What you need to do: Check every line of the entries that follow, and copy the ones containing "type".

/---

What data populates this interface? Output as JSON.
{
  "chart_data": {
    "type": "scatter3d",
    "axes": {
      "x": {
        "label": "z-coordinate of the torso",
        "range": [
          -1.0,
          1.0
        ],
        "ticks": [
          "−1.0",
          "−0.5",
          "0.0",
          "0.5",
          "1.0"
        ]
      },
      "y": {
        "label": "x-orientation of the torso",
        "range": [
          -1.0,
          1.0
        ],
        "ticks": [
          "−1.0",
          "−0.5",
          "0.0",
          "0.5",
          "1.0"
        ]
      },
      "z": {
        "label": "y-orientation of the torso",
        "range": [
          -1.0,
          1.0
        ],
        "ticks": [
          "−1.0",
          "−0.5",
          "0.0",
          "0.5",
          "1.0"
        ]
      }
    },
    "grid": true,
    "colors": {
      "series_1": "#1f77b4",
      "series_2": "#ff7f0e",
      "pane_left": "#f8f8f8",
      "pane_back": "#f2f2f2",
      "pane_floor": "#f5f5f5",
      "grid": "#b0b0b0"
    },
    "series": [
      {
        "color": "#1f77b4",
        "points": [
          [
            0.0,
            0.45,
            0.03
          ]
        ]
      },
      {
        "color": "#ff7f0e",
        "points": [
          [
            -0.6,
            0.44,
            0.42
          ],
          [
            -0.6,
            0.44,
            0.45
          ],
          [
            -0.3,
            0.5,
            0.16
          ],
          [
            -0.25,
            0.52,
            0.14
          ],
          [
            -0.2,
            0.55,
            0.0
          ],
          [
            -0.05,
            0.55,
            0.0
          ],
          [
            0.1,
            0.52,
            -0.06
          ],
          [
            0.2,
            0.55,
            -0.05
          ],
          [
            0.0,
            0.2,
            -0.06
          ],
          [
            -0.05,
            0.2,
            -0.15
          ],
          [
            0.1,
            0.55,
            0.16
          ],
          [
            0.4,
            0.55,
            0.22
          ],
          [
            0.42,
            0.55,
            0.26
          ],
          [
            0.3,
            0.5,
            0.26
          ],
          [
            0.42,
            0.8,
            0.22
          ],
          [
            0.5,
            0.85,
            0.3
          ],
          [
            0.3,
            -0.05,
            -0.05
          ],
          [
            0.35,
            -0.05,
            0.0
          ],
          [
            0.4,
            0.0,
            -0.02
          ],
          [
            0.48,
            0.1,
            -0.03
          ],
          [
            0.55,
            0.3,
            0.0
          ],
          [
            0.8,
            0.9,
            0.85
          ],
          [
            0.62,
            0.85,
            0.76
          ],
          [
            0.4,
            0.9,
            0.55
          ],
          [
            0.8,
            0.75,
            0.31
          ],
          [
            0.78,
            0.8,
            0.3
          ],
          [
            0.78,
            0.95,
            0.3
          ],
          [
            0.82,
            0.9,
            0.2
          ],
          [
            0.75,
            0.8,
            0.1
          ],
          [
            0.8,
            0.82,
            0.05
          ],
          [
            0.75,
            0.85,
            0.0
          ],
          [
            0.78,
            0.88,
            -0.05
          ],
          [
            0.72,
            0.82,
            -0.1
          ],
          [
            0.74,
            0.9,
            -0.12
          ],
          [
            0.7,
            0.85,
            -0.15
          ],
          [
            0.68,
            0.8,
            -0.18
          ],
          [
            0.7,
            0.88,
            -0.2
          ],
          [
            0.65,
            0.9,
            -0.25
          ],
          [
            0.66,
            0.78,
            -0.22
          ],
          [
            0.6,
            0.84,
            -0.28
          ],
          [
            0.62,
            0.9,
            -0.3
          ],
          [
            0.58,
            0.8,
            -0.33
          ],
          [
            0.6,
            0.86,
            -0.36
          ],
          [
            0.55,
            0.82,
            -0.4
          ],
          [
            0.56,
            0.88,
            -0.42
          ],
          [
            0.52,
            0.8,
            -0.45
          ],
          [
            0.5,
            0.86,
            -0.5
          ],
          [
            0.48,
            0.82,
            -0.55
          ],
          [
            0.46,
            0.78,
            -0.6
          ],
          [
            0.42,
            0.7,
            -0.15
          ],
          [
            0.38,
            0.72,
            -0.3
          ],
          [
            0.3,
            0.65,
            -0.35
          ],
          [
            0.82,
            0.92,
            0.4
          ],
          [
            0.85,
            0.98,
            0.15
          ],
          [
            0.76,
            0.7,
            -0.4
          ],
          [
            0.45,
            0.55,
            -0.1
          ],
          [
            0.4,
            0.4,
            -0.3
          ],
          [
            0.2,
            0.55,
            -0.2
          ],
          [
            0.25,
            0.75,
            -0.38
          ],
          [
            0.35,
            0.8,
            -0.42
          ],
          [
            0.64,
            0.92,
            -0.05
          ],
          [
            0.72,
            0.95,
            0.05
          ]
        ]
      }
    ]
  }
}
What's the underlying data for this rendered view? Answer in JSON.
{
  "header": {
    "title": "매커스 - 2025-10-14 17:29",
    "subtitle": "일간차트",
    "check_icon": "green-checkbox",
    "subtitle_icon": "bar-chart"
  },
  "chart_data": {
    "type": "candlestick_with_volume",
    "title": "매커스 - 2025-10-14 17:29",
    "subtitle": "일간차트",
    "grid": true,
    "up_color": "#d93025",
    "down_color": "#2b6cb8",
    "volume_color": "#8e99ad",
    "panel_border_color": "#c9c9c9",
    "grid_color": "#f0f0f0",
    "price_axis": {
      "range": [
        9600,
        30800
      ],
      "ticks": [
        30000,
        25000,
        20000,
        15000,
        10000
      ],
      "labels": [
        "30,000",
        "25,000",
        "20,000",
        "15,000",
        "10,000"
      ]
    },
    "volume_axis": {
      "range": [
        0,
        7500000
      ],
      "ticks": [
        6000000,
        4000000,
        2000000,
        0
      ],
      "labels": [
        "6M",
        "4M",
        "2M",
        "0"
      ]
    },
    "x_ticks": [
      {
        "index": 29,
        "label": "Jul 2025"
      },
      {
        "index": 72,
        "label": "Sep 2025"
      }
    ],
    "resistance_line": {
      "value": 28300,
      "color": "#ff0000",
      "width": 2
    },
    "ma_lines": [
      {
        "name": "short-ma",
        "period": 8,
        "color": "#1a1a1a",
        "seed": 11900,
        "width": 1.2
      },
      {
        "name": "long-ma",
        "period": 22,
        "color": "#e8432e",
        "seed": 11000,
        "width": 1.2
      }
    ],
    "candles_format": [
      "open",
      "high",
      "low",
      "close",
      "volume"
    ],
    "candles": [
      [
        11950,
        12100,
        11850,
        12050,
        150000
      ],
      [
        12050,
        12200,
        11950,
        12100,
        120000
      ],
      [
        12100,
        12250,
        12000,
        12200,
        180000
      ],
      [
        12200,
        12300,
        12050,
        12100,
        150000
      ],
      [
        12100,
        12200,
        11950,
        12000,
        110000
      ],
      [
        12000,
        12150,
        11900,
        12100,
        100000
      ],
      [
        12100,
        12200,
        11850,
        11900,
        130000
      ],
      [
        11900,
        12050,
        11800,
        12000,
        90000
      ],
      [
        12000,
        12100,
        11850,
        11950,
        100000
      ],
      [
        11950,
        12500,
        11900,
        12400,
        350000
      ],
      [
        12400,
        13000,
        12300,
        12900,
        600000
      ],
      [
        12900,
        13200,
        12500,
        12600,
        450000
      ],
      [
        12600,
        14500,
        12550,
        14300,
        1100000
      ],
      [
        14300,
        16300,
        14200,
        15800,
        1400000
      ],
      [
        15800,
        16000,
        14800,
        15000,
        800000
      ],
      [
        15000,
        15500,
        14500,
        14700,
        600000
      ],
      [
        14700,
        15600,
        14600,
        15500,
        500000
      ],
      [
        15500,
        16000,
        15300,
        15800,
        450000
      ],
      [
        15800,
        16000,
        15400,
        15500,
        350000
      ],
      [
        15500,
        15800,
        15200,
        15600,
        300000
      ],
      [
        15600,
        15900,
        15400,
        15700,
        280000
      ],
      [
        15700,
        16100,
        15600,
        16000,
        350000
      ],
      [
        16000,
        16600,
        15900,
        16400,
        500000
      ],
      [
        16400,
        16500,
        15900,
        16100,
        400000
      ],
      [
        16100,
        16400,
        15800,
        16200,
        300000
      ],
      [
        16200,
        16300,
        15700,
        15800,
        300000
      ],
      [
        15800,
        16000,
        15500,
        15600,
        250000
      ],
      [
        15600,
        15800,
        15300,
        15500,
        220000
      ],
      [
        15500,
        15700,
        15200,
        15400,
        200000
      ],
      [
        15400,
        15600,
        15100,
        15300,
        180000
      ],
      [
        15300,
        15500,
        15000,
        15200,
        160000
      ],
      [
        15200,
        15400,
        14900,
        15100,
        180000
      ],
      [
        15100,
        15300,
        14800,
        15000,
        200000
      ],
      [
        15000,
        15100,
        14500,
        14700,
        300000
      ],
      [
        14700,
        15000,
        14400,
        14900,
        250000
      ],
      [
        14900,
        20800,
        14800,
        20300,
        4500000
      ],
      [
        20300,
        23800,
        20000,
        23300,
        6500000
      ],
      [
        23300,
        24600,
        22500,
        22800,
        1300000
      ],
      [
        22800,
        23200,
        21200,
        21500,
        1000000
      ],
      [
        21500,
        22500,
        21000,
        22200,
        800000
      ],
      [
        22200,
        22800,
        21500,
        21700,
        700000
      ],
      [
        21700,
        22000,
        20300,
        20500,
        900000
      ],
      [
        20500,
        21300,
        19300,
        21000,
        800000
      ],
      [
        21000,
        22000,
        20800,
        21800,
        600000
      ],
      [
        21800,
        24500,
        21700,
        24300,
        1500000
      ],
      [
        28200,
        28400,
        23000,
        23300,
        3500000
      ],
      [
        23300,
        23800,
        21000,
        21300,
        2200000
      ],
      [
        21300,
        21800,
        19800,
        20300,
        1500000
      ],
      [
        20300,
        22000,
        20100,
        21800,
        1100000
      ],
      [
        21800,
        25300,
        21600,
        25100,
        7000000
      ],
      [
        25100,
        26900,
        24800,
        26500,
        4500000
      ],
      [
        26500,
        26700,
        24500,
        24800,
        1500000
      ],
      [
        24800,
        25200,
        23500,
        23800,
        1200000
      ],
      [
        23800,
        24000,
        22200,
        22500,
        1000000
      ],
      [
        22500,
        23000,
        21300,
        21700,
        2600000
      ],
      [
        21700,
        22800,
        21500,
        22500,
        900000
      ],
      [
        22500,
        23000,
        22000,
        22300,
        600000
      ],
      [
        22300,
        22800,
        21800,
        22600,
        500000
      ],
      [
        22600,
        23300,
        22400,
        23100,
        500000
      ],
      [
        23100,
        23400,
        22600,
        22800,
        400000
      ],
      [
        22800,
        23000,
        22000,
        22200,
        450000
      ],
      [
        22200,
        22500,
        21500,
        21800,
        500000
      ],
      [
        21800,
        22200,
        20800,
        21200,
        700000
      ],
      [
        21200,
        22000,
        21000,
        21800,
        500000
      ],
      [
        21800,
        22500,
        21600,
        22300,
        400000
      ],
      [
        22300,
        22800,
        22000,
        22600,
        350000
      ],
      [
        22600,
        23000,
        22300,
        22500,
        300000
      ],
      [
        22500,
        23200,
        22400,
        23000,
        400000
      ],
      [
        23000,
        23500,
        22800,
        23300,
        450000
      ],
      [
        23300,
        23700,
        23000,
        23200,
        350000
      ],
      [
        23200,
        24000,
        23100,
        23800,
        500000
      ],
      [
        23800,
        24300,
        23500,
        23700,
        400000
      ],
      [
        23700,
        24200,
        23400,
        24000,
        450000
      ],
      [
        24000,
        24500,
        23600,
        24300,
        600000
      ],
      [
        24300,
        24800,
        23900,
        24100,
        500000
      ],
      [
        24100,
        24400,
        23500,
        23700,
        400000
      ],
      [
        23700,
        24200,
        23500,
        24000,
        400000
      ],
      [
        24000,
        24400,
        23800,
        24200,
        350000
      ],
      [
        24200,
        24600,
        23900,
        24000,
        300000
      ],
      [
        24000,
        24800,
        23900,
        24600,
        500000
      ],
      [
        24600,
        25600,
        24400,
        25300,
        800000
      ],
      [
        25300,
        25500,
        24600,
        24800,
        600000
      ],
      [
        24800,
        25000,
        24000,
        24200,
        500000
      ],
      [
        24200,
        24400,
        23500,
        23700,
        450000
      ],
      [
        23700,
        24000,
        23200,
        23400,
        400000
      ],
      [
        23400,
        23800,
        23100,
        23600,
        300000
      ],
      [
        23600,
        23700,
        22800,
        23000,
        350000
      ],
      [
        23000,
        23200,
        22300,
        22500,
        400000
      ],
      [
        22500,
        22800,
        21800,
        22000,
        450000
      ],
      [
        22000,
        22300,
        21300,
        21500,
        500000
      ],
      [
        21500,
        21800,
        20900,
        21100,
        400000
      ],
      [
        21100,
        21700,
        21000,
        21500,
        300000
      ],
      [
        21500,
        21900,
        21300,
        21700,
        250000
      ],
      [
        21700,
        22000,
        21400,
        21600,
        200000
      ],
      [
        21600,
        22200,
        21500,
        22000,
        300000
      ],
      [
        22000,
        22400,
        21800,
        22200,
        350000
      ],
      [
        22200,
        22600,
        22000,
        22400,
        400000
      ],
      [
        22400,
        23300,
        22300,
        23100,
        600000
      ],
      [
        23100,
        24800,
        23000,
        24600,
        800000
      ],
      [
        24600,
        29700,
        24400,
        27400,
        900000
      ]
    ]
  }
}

\---

Final result:
    "type": "scatter3d",
    "type": "candlestick_with_volume",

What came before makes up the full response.